— START Page text —

Sask Ag reports chickpea quality for 2022 as slightly better than average with majority of the crop grading above #2 on 125,000MT of a total 135,000MT of production. While markets have slowly creeped up over the last several weeks, this week we saw more of a jump. Buyers are looking to purchase #2 Kabuli’s FOB farm at $0.55/lb for Dec-Jan movement. This has been a trigger point for growers and contracts are being written. There seems to be room for some volume so if you are thinking of hitting this target, give us a call. Sample and feed chickpeas are still a desired commodity valued at up to $0.35/lb FOB farm depending on downgrading factors. No news yet on new crop bids in Canada, but India has increased their Minimum Support Payment by 2% to encourage more chickpea acres in the coming Rabi planting season. To early to speculate numbers for new crop domestically, but we are always welcome to the conversation and setting potential targets.

 

The canary seed market continues to slide sideways again for another week. Buyer bids maintain around 40-41c/lb picked up on the farm with the latter for Dec/Jan movement. With no change in market value in a while, trading has quieted down on this commodity significantly. Both buyers and sellers remain content to standoff waiting for the first to flinch. When the market bounces, one way or the other, maybe we see an uptick in product moving. Until then, everyone seems to be content to sit on their hands.

 

Flax exports have been on the slower side so far for the 2022/2023 crop year. The CGC data shows that a majority of the shipments have gone to the US, while some containers have headed to other destinations that aren’t in the data. Canadian flax has been preferred for US destinations, but that is changing. Even with the extra freight costs, the US has been importing flax from Kazakhstan, Russia and Turkey. Canadian premium flax pricing is just not competitive enough anymore. This is a big threat for our export potential and on top of it all, flax from the Black Sea region just keeps getting cheaper for China to purchase.

 

The same continues for mustard this week; steady pricing and demand from buyers continues to be the story. Bookings for new crop mustard acres and seed have begun now at a steady pace. As these trades happen, we again urge you to please talk to your merchant about new crop as targets may be placed. Spot price on all varieties sit over the $1.00/lb mark FOB farm again this week. Yellow mustard is still quoted the highest, around $1.15/lb and targets trading higher. Brown and oriental not far behind in the race, both quoted at $1/lb range or greater. We deliver mustard seed to your yard! Please talk to us as we have all varieties of seed available, treated or untreated.

 

Lentil market pricing eases this week. Red lentils are now trading predominately at 33-34c/lb FOB farm with the odd offer being triggered at 35-35.5c/lb FOB in the right freight areas, while large green lentils hold tight trading between 52-53c/lb FOB with demand seeming to slow a touch. Due to a bit of a pullback, trades have slowed this week and earlier booked contracts are now showing up at the plant. Shipping is a head of last year and if this continues, ending stocks may end up lower than expected.  Sask Ag is estimating that this year’s quality is mostly a #2 or better, with very little in the x3 or number 3 category. If you have some lower quality lentils in the bin, give us a call as interest in this type of quality seems to be increasing at very agreeable values. With limited quantities available, it may give the farmer a leg up on pricing.  Red lentils likely remain close to where they are for the short-term until combines hit the field in Australia. Large greens remain a bit more optimistic as supply seems to be tighter and farmer selling remains slower than the reds.

— END Page text —

• _Required task 1_:
Answer these questions from the crop market report:
(a) What price are buyers offering FOB farm for #2 Kabuli chickpeas for Dec-Jan movement?
(b) From which countries has the US been importing flax?
(c) Around what price is yellow mustard quoted?

— START Exercise material —

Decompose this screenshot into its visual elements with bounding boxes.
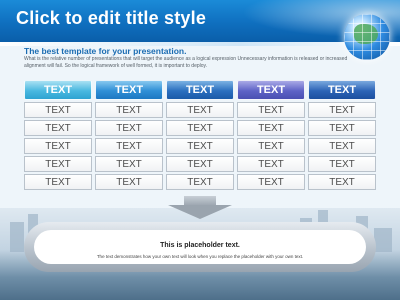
table-cell[interactable]: TEXT: [166, 120, 234, 136]
table-cell[interactable]: TEXT: [95, 138, 163, 154]
globe-grid: [344, 14, 390, 60]
slide-title[interactable]: Click to edit title style: [16, 8, 206, 29]
placeholder-title[interactable]: This is placeholder text.: [34, 242, 366, 249]
table-cell[interactable]: TEXT: [308, 102, 376, 118]
placeholder-text[interactable]: The text demonstrates how your own text …: [34, 254, 366, 259]
table-cell[interactable]: TEXT: [24, 102, 92, 118]
globe-icon: [344, 14, 390, 60]
table-cell[interactable]: TEXT: [237, 138, 305, 154]
table-cell[interactable]: TEXT: [95, 102, 163, 118]
table-cell[interactable]: TEXT: [237, 102, 305, 118]
table-cell[interactable]: TEXT: [95, 156, 163, 172]
table-cell[interactable]: TEXT: [237, 156, 305, 172]
table-cell[interactable]: TEXT: [166, 138, 234, 154]
intro-subtitle[interactable]: The best template for your presentation.: [24, 46, 186, 56]
table-cell[interactable]: TEXT: [308, 120, 376, 136]
building: [10, 222, 24, 252]
table-cell[interactable]: TEXT: [166, 174, 234, 190]
table-cell[interactable]: TEXT: [95, 120, 163, 136]
table-cell[interactable]: TEXT: [308, 174, 376, 190]
table-header-cell[interactable]: TEXT: [237, 80, 305, 100]
table-cell[interactable]: TEXT: [24, 138, 92, 154]
table-cell[interactable]: TEXT: [24, 174, 92, 190]
table-cell[interactable]: TEXT: [308, 156, 376, 172]
text-table: TEXT TEXT TEXT TEXT TEXT TEXT TEXT TEXT …: [24, 80, 376, 190]
table-cell[interactable]: TEXT: [166, 156, 234, 172]
table-cell[interactable]: TEXT: [24, 120, 92, 136]
table-header-cell[interactable]: TEXT: [308, 80, 376, 100]
table-cell[interactable]: TEXT: [237, 120, 305, 136]
table-cell[interactable]: TEXT: [166, 102, 234, 118]
intro-description[interactable]: What is the relative number of presentat…: [24, 56, 364, 70]
table-cell[interactable]: TEXT: [95, 174, 163, 190]
table-header-cell[interactable]: TEXT: [95, 80, 163, 100]
table-cell[interactable]: TEXT: [308, 138, 376, 154]
down-arrow-head: [168, 205, 232, 219]
table-header-cell[interactable]: TEXT: [166, 80, 234, 100]
title-bar: Click to edit title style: [0, 0, 400, 42]
building: [374, 228, 392, 252]
table-header-cell[interactable]: TEXT: [24, 80, 92, 100]
table-cell[interactable]: TEXT: [24, 156, 92, 172]
table-cell[interactable]: TEXT: [237, 174, 305, 190]
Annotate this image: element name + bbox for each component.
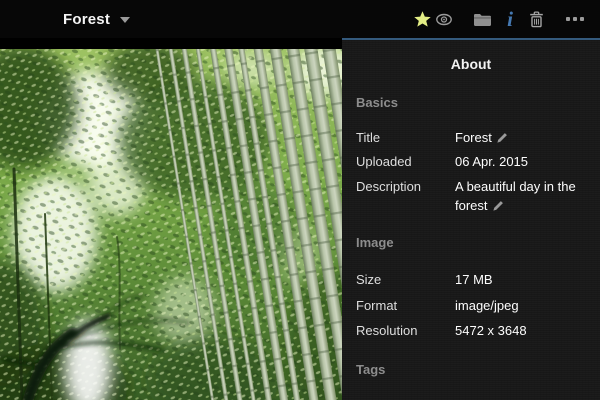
about-row-resolution: Resolution 5472 x 3648 — [356, 321, 592, 340]
edit-description-button[interactable] — [493, 197, 504, 216]
pencil-icon — [497, 132, 508, 143]
top-bar: Forest i — [0, 0, 600, 38]
info-button[interactable]: i — [504, 0, 516, 38]
section-header-basics: Basics — [356, 95, 398, 110]
format-value: image/jpeg — [455, 296, 592, 315]
about-row-format: Format image/jpeg — [356, 296, 592, 315]
photo-viewer-canvas — [0, 38, 342, 400]
about-panel-title: About — [342, 56, 600, 72]
photo-viewer-window: Forest i — [0, 0, 600, 400]
about-panel: About Basics Title Forest Uploaded 06 Ap… — [342, 38, 600, 400]
photo-title-dropdown[interactable]: Forest — [63, 0, 130, 38]
folder-icon — [474, 13, 491, 26]
favorite-button[interactable] — [414, 0, 431, 38]
size-label: Size — [356, 270, 455, 289]
section-header-image: Image — [356, 235, 394, 250]
size-value: 17 MB — [455, 270, 592, 289]
eye-icon — [436, 13, 452, 26]
info-icon: i — [507, 9, 513, 30]
about-row-description: Description A beautiful day in the fores… — [356, 177, 592, 216]
photo-title: Forest — [63, 11, 110, 28]
about-row-size: Size 17 MB — [356, 270, 592, 289]
more-options-button[interactable] — [566, 0, 584, 38]
uploaded-value: 06 Apr. 2015 — [455, 152, 592, 171]
star-icon — [414, 11, 431, 27]
description-value: A beautiful day in the forest — [455, 177, 592, 216]
pencil-icon — [493, 200, 504, 211]
edit-title-button[interactable] — [497, 129, 508, 148]
resolution-label: Resolution — [356, 321, 455, 340]
resolution-value: 5472 x 3648 — [455, 321, 592, 340]
about-row-uploaded: Uploaded 06 Apr. 2015 — [356, 152, 592, 171]
title-value: Forest — [455, 128, 592, 148]
delete-button[interactable] — [529, 0, 544, 38]
trash-icon — [529, 11, 544, 28]
archive-button[interactable] — [474, 0, 491, 38]
description-label: Description — [356, 177, 455, 216]
about-row-title: Title Forest — [356, 128, 592, 148]
photo-bamboo-forest[interactable] — [0, 49, 342, 400]
section-header-tags: Tags — [356, 362, 385, 377]
ellipsis-icon — [566, 17, 584, 21]
format-label: Format — [356, 296, 455, 315]
title-label: Title — [356, 128, 455, 148]
chevron-down-icon — [120, 17, 130, 23]
uploaded-label: Uploaded — [356, 152, 455, 171]
preview-button[interactable] — [436, 0, 452, 38]
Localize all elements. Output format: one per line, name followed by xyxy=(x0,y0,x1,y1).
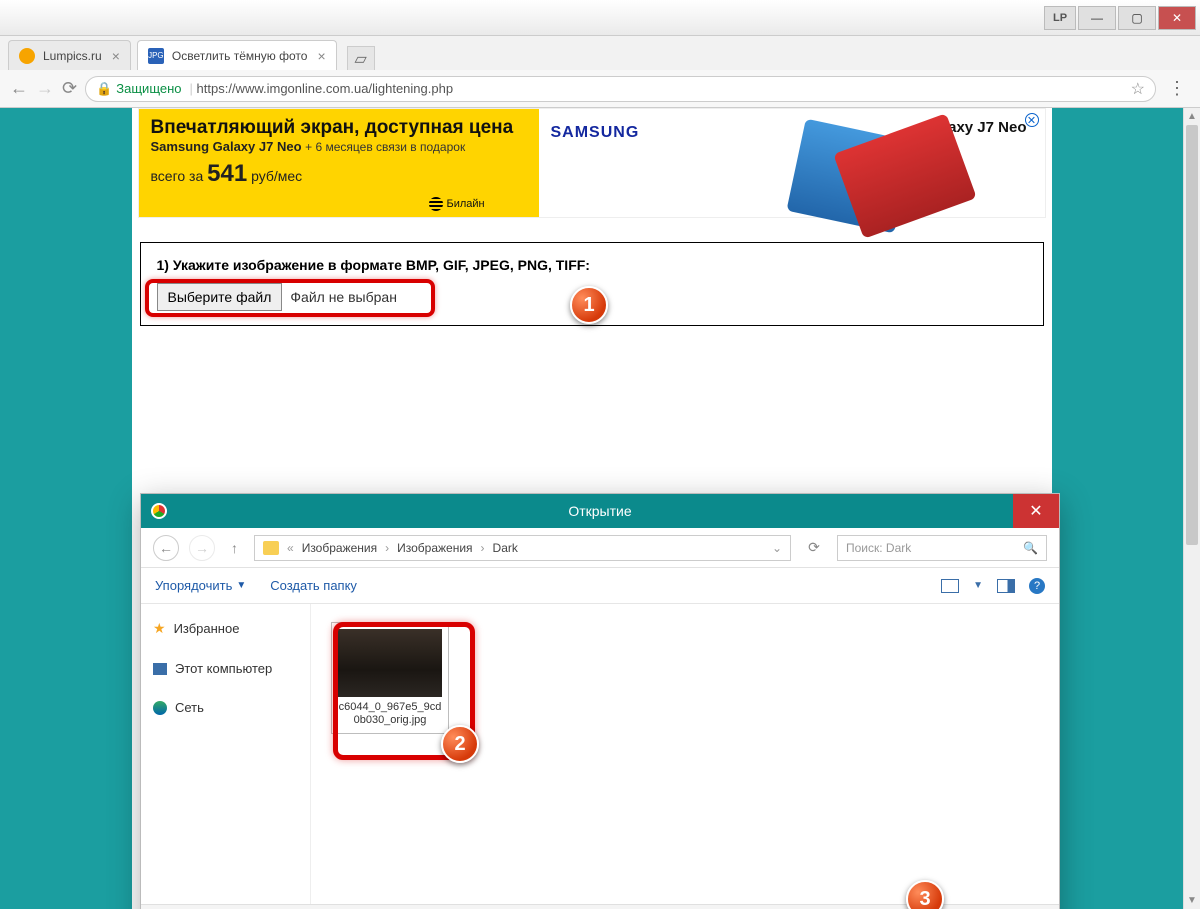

— END Exercise material —

• _Required task 2_: Format as a numbered list the part of the listing that opens with the line containing "about-row-resolution: Resolution 5472" and closes with the line containing "archive-button[interactable] — [474, 0, 491, 38]".

• _Written solution 1_:
(a) $0.55/lb
(b) Kazakhstan, Russia and Turkey
(c) Around $1.15/lb

• _Written solution 2_:
1. about-row-resolution: Resolution 5472 x 3648 — [356, 321, 592, 340]
2. edit-description-button[interactable] — [493, 197, 504, 216]
3. pencil-icon — [497, 132, 508, 143]
4. top-bar: Forest i — [0, 0, 600, 38]
5. info-button[interactable]: i — [504, 0, 516, 38]
6. section-header-basics: Basics — [356, 95, 398, 110]
7. format-value: image/jpeg — [455, 296, 592, 315]
8. about-row-format: Format image/jpeg — [356, 296, 592, 315]
9. photo-viewer-canvas — [0, 38, 342, 400]
10. about-panel-title: About — [342, 56, 600, 72]
11. photo-viewer-window: Forest i — [0, 0, 600, 400]
12. about-panel: About Basics Title Forest Uploaded 06 Ap… — [342, 38, 600, 400]
13. photo-title-dropdown[interactable]: Forest — [63, 0, 130, 38]
14. folder-icon — [474, 13, 491, 26]
15. favorite-button[interactable] — [414, 0, 431, 38]
16. size-label: Size — [356, 270, 455, 289]
17. section-header-image: Image — [356, 235, 394, 250]
18. size-value: 17 MB — [455, 270, 592, 289]
19. eye-icon — [436, 13, 452, 26]
20. info-icon: i — [507, 9, 513, 30]
21. about-row-description: Description A beautiful day in the fores… — [356, 177, 592, 216]
22. photo-title: Forest — [63, 11, 110, 28]
23. about-row-size: Size 17 MB — [356, 270, 592, 289]
24. more-options-button[interactable] — [566, 0, 584, 38]
25. uploaded-value: 06 Apr. 2015 — [455, 152, 592, 171]
26. star-icon — [414, 11, 431, 27]
27. description-value: A beautiful day in the forest — [455, 177, 592, 216]
28. pencil-icon — [493, 200, 504, 211]
29. edit-title-button[interactable] — [497, 129, 508, 148]
30. resolution-label: Resolution — [356, 321, 455, 340]
31. resolution-value: 5472 x 3648 — [455, 321, 592, 340]
32. about-row-uploaded: Uploaded 06 Apr. 2015 — [356, 152, 592, 171]
33. title-value: Forest — [455, 128, 592, 148]
34. delete-button[interactable] — [529, 0, 544, 38]
35. trash-icon — [529, 11, 544, 28]
36. archive-button[interactable] — [474, 0, 491, 38]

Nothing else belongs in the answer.